STATED TASK - Omit all pictures. Copy the rest of the material exactly.

Data entries
= = =

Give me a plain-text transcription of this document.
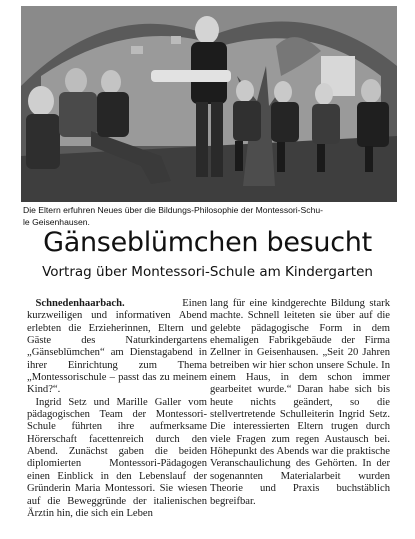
Die Eltern erfuhren Neues über die Bildungs-Philosophie der Montessori-Schu-

le Geisenhausen.

Gänseblümchen besucht
Vortrag über Montessori-Schule am Kindergarten

Schnedenhaarbach.	Einen kurzweiligen und informativen Abend erlebten die Erzieherinnen, Eltern und Gäste des Naturkindergartens „Gänseblümchen“ am Dienstagabend in ihrer Einrichtung zum Thema „Montessorischule – passt das zu meinem Kind?“.

Ingrid Setz und Marille Galler vom pädagogischen Team der Montessori-Schule führten ihre aufmerksame Hörerschaft facettenreich durch den Abend. Zunächst gaben die beiden diplomierten Montessori-Pädagogen einen Einblick in den Lebenslauf der Gründerin Maria Montessori. Sie wiesen auf die Beweggründe der italienischen Ärztin hin, die sich ein Leben

lang für eine kindgerechte Bildung stark machte. Schnell leiteten sie über auf die gelebte pädagogische Form in dem ehemaligen Fabrikgebäude der Firma Zellner in Geisenhausen. „Seit 20 Jahren betreiben wir hier schon unsere Schule. In einem Haus, in dem schon immer gearbeitet wurde.“ Daran habe sich bis heute nichts geändert, so die stellvertretende Schulleiterin Ingrid Setz. Die interessierten Eltern trugen durch viele Fragen zum regen Austausch bei. Höhepunkt des Abends war die praktische Veranschaulichung des Gehörten. In der sogenannten Materialarbeit wurden Theorie und Praxis buchstäblich begreifbar.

= = =

RESPONSE TO THE EXERCISE -
Give me a plain-text transcription of this document.
Die Eltern erfuhren Neues über die Bildungs-Philosophie der Montessori-Schu-

le Geisenhausen.

Gänseblümchen besucht
Vortrag über Montessori-Schule am Kindergarten

Schnedenhaarbach.	Einen kurzweiligen und informativen Abend erlebten die Erzieherinnen, Eltern und Gäste des Naturkindergartens „Gänseblümchen“ am Dienstagabend in ihrer Einrichtung zum Thema „Montessorischule – passt das zu meinem Kind?“.

Ingrid Setz und Marille Galler vom pädagogischen Team der Montessori-Schule führten ihre aufmerksame Hörerschaft facettenreich durch den Abend. Zunächst gaben die beiden diplomierten Montessori-Pädagogen einen Einblick in den Lebenslauf der Gründerin Maria Montessori. Sie wiesen auf die Beweggründe der italienischen Ärztin hin, die sich ein Leben

lang für eine kindgerechte Bildung stark machte. Schnell leiteten sie über auf die gelebte pädagogische Form in dem ehemaligen Fabrikgebäude der Firma Zellner in Geisenhausen. „Seit 20 Jahren betreiben wir hier schon unsere Schule. In einem Haus, in dem schon immer gearbeitet wurde.“ Daran habe sich bis heute nichts geändert, so die stellvertretende Schulleiterin Ingrid Setz. Die interessierten Eltern trugen durch viele Fragen zum regen Austausch bei. Höhepunkt des Abends war die praktische Veranschaulichung des Gehörten. In der sogenannten Materialarbeit wurden Theorie und Praxis buchstäblich begreifbar.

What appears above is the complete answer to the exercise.